Exercise goal:
Without omitting anything, retype the data that follows.

Working data:
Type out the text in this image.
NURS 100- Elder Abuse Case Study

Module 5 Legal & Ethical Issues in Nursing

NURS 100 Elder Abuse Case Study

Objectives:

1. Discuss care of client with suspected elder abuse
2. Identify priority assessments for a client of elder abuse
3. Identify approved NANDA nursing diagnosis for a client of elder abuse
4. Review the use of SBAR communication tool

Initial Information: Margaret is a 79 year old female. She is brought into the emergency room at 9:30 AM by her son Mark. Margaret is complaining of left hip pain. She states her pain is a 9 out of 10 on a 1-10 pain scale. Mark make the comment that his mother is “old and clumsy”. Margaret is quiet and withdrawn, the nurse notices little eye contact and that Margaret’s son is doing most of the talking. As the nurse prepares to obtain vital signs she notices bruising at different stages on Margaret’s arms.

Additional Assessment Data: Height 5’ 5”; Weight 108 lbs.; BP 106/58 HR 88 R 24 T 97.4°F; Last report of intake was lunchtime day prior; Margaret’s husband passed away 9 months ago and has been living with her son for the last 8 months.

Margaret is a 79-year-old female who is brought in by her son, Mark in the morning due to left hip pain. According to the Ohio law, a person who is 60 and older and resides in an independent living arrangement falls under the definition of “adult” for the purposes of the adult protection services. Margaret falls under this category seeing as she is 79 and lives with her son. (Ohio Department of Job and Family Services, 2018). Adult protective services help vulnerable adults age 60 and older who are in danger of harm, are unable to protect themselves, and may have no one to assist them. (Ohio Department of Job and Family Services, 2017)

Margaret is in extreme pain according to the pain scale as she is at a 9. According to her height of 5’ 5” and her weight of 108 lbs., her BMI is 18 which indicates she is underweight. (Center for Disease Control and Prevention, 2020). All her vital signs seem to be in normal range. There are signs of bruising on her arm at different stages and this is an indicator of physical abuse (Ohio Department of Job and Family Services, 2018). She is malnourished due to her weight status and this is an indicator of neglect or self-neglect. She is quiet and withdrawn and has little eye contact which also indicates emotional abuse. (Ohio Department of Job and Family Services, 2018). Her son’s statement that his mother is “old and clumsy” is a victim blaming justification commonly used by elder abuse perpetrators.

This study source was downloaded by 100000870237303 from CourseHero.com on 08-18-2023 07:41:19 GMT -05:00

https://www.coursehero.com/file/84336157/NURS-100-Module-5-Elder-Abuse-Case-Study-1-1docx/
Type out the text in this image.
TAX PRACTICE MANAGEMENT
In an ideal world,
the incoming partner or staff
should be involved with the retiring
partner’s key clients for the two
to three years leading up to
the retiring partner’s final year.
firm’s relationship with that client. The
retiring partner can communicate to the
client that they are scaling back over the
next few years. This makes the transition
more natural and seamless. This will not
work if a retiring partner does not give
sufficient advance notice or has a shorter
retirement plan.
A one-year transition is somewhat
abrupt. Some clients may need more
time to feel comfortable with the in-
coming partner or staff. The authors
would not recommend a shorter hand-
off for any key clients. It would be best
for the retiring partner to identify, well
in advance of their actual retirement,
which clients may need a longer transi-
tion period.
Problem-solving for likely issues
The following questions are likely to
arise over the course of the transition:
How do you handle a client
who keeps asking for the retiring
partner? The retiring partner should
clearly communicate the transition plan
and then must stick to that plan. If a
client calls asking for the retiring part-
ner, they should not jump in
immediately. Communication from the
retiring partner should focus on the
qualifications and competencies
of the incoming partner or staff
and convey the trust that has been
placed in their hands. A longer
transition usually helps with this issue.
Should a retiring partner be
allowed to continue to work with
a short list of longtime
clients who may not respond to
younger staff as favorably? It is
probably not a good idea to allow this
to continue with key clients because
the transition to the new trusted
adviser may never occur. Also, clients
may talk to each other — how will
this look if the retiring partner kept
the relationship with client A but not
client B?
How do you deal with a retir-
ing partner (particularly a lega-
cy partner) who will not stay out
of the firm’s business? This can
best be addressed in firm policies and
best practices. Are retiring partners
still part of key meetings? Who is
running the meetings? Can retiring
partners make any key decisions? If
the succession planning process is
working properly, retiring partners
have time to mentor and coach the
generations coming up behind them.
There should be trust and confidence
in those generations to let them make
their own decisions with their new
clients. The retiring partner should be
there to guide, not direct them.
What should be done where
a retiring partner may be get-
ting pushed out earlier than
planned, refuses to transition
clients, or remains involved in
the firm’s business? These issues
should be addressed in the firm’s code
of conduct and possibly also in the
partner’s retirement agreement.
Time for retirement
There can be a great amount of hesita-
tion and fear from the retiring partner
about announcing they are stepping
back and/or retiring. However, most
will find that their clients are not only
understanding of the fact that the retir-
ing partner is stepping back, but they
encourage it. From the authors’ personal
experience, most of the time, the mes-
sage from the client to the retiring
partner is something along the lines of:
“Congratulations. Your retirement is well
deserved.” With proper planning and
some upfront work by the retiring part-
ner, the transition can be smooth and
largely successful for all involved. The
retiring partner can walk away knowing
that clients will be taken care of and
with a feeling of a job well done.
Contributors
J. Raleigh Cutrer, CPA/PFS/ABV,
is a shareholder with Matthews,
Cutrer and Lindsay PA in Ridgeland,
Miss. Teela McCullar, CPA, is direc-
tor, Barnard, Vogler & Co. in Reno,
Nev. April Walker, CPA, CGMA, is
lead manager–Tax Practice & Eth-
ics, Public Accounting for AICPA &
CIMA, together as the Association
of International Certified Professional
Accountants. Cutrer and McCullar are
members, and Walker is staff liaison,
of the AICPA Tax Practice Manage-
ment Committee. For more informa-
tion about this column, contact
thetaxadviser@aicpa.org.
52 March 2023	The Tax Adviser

Exercise output:
Type out the text in this image.
NURS 100- Elder Abuse Case Study

Module 5 Legal & Ethical Issues in Nursing

NURS 100 Elder Abuse Case Study

Objectives:

1. Discuss care of client with suspected elder abuse
2. Identify priority assessments for a client of elder abuse
3. Identify approved NANDA nursing diagnosis for a client of elder abuse
4. Review the use of SBAR communication tool

Initial Information: Margaret is a 79 year old female. She is brought into the emergency room at 9:30 AM by her son Mark. Margaret is complaining of left hip pain. She states her pain is a 9 out of 10 on a 1-10 pain scale. Mark make the comment that his mother is “old and clumsy”. Margaret is quiet and withdrawn, the nurse notices little eye contact and that Margaret’s son is doing most of the talking. As the nurse prepares to obtain vital signs she notices bruising at different stages on Margaret’s arms.

Additional Assessment Data: Height 5’ 5”; Weight 108 lbs.; BP 106/58 HR 88 R 24 T 97.4°F; Last report of intake was lunchtime day prior; Margaret’s husband passed away 9 months ago and has been living with her son for the last 8 months.

Margaret is a 79-year-old female who is brought in by her son, Mark in the morning due to left hip pain. According to the Ohio law, a person who is 60 and older and resides in an independent living arrangement falls under the definition of “adult” for the purposes of the adult protection services. Margaret falls under this category seeing as she is 79 and lives with her son. (Ohio Department of Job and Family Services, 2018). Adult protective services help vulnerable adults age 60 and older who are in danger of harm, are unable to protect themselves, and may have no one to assist them. (Ohio Department of Job and Family Services, 2017)

Margaret is in extreme pain according to the pain scale as she is at a 9. According to her height of 5’ 5” and her weight of 108 lbs., her BMI is 18 which indicates she is underweight. (Center for Disease Control and Prevention, 2020). All her vital signs seem to be in normal range. There are signs of bruising on her arm at different stages and this is an indicator of physical abuse (Ohio Department of Job and Family Services, 2018). She is malnourished due to her weight status and this is an indicator of neglect or self-neglect. She is quiet and withdrawn and has little eye contact which also indicates emotional abuse. (Ohio Department of Job and Family Services, 2018). Her son’s statement that his mother is “old and clumsy” is a victim blaming justification commonly used by elder abuse perpetrators.

This study source was downloaded by 100000870237303 from CourseHero.com on 08-18-2023 07:41:19 GMT -05:00

https://www.coursehero.com/file/84336157/NURS-100-Module-5-Elder-Abuse-Case-Study-1-1docx/
Type out the text in this image.
TAX PRACTICE MANAGEMENT
In an ideal world,
the incoming partner or staff
should be involved with the retiring
partner’s key clients for the two
to three years leading up to
the retiring partner’s final year.
firm’s relationship with that client. The
retiring partner can communicate to the
client that they are scaling back over the
next few years. This makes the transition
more natural and seamless. This will not
work if a retiring partner does not give
sufficient advance notice or has a shorter
retirement plan.
A one-year transition is somewhat
abrupt. Some clients may need more
time to feel comfortable with the in-
coming partner or staff. The authors
would not recommend a shorter hand-
off for any key clients. It would be best
for the retiring partner to identify, well
in advance of their actual retirement,
which clients may need a longer transi-
tion period.
Problem-solving for likely issues
The following questions are likely to
arise over the course of the transition:
How do you handle a client
who keeps asking for the retiring
partner? The retiring partner should
clearly communicate the transition plan
and then must stick to that plan. If a
client calls asking for the retiring part-
ner, they should not jump in
immediately. Communication from the
retiring partner should focus on the
qualifications and competencies
of the incoming partner or staff
and convey the trust that has been
placed in their hands. A longer
transition usually helps with this issue.
Should a retiring partner be
allowed to continue to work with
a short list of longtime
clients who may not respond to
younger staff as favorably? It is
probably not a good idea to allow this
to continue with key clients because
the transition to the new trusted
adviser may never occur. Also, clients
may talk to each other — how will
this look if the retiring partner kept
the relationship with client A but not
client B?
How do you deal with a retir-
ing partner (particularly a lega-
cy partner) who will not stay out
of the firm’s business? This can
best be addressed in firm policies and
best practices. Are retiring partners
still part of key meetings? Who is
running the meetings? Can retiring
partners make any key decisions? If
the succession planning process is
working properly, retiring partners
have time to mentor and coach the
generations coming up behind them.
There should be trust and confidence
in those generations to let them make
their own decisions with their new
clients. The retiring partner should be
there to guide, not direct them.
What should be done where
a retiring partner may be get-
ting pushed out earlier than
planned, refuses to transition
clients, or remains involved in
the firm’s business? These issues
should be addressed in the firm’s code
of conduct and possibly also in the
partner’s retirement agreement.
Time for retirement
There can be a great amount of hesita-
tion and fear from the retiring partner
about announcing they are stepping
back and/or retiring. However, most
will find that their clients are not only
understanding of the fact that the retir-
ing partner is stepping back, but they
encourage it. From the authors’ personal
experience, most of the time, the mes-
sage from the client to the retiring
partner is something along the lines of:
“Congratulations. Your retirement is well
deserved.” With proper planning and
some upfront work by the retiring part-
ner, the transition can be smooth and
largely successful for all involved. The
retiring partner can walk away knowing
that clients will be taken care of and
with a feeling of a job well done.
Contributors
J. Raleigh Cutrer, CPA/PFS/ABV,
is a shareholder with Matthews,
Cutrer and Lindsay PA in Ridgeland,
Miss. Teela McCullar, CPA, is direc-
tor, Barnard, Vogler & Co. in Reno,
Nev. April Walker, CPA, CGMA, is
lead manager–Tax Practice & Eth-
ics, Public Accounting for AICPA &
CIMA, together as the Association
of International Certified Professional
Accountants. Cutrer and McCullar are
members, and Walker is staff liaison,
of the AICPA Tax Practice Manage-
ment Committee. For more informa-
tion about this column, contact
thetaxadviser@aicpa.org.
52 March 2023	The Tax Adviser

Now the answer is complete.